Seek out every line containing the word "start", and copy each.

════

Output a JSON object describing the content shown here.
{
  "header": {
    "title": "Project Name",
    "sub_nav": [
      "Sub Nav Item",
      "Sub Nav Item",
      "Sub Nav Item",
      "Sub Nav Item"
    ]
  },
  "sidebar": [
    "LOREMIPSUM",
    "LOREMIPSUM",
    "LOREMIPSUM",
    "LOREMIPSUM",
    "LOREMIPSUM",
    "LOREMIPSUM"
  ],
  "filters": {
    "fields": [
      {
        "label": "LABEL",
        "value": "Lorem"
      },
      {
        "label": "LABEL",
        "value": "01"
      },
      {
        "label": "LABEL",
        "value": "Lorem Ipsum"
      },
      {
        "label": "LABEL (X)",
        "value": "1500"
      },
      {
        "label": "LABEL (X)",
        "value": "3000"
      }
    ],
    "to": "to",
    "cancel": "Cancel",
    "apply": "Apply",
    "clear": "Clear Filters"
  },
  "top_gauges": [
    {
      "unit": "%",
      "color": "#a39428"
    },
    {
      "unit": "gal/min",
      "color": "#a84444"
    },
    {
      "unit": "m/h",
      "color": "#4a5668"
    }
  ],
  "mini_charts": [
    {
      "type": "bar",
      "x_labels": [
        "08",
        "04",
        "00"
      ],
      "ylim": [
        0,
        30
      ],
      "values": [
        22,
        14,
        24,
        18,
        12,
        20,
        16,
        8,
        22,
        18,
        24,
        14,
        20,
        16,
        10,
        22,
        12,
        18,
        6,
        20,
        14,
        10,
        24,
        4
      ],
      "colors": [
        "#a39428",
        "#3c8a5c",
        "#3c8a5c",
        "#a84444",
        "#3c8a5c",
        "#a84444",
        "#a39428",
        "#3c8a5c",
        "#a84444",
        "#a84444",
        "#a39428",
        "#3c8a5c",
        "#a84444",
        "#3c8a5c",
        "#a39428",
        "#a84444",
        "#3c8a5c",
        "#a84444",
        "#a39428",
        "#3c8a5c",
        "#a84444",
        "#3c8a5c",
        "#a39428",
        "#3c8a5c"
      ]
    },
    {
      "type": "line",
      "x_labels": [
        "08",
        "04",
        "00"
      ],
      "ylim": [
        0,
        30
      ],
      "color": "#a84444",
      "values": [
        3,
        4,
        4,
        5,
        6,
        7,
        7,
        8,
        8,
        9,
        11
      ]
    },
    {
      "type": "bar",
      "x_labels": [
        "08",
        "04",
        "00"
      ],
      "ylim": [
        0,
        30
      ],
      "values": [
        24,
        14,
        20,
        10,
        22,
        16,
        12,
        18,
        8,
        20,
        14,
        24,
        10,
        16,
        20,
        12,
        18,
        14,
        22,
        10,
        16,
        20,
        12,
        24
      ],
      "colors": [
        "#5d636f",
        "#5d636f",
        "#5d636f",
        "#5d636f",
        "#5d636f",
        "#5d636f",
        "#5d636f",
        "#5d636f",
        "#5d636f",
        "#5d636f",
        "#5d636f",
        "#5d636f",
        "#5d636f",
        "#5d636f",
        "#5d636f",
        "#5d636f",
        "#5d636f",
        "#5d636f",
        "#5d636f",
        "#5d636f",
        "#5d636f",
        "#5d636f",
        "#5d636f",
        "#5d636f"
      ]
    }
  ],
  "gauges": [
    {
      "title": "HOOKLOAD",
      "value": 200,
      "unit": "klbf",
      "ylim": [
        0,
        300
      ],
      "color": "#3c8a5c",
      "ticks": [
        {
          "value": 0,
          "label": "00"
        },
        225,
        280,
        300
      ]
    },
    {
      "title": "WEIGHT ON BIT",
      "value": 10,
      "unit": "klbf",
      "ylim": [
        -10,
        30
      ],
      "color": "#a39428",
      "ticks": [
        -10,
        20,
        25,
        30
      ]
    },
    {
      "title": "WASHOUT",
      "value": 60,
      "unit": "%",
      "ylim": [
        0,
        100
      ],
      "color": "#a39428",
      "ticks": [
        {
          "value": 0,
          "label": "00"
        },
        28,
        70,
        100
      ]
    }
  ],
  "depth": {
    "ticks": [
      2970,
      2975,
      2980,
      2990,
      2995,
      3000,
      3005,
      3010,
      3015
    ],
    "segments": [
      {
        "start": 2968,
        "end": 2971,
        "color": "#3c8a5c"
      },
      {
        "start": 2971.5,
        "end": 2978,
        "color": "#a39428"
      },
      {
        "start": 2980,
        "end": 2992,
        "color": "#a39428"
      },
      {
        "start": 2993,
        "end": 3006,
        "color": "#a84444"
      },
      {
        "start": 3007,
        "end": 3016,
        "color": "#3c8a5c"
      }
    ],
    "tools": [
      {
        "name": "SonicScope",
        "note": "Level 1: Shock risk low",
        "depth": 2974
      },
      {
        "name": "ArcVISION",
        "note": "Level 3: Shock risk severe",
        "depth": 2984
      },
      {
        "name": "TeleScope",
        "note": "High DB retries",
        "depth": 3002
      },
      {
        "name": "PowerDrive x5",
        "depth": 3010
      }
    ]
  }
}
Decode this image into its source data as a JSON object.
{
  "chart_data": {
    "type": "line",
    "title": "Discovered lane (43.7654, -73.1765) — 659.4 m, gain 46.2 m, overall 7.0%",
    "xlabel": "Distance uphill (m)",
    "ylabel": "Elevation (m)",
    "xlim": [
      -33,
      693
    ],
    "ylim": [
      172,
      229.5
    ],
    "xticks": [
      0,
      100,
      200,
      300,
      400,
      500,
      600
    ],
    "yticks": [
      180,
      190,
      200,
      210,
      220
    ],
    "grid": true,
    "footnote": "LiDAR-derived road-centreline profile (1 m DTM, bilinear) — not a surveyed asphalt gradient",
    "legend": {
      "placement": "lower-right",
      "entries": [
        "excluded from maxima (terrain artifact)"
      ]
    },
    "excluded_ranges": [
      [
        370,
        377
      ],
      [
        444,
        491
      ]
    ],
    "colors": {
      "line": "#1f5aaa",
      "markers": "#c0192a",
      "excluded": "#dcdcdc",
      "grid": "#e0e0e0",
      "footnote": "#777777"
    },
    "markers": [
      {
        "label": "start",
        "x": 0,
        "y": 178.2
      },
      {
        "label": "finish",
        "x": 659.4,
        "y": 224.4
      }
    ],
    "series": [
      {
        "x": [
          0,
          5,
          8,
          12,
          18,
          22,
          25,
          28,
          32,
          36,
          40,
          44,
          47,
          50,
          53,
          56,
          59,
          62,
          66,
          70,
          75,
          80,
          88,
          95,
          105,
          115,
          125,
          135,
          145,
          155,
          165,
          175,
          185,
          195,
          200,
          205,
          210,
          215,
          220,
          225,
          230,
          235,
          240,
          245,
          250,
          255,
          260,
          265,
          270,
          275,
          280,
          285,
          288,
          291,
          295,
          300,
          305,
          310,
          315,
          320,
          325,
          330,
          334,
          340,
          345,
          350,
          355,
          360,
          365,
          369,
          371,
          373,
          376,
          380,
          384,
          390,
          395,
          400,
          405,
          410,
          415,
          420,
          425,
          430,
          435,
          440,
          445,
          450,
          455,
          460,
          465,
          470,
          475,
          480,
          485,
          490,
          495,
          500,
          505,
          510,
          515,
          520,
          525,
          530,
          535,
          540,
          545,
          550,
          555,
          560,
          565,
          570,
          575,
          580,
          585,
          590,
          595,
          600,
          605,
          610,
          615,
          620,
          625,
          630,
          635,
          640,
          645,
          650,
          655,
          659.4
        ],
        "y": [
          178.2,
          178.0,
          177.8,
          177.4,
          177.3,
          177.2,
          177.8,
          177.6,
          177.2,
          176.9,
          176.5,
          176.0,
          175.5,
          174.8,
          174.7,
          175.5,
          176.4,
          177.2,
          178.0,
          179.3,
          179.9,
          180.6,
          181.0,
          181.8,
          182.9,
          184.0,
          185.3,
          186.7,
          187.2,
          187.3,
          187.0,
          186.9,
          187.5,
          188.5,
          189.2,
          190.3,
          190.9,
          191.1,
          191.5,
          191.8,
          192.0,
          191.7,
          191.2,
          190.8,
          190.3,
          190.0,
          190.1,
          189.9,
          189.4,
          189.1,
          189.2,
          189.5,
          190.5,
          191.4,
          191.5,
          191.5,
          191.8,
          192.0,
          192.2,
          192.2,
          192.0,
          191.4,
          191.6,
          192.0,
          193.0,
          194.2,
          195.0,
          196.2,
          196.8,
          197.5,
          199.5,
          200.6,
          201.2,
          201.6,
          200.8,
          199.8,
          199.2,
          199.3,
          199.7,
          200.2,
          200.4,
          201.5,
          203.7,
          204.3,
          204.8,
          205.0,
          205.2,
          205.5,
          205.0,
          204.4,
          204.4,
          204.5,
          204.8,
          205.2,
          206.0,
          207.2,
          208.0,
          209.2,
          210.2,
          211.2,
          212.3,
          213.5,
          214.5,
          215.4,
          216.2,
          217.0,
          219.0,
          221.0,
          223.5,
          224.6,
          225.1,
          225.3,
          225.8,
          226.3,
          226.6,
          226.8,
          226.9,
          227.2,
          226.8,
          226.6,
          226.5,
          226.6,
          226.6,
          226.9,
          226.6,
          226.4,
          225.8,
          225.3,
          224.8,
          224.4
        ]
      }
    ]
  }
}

════

Exercise result -
        "start": 2968,
        "start": 2971.5,
        "start": 2980,
        "start": 2993,
        "start": 3007,
        "label": "start",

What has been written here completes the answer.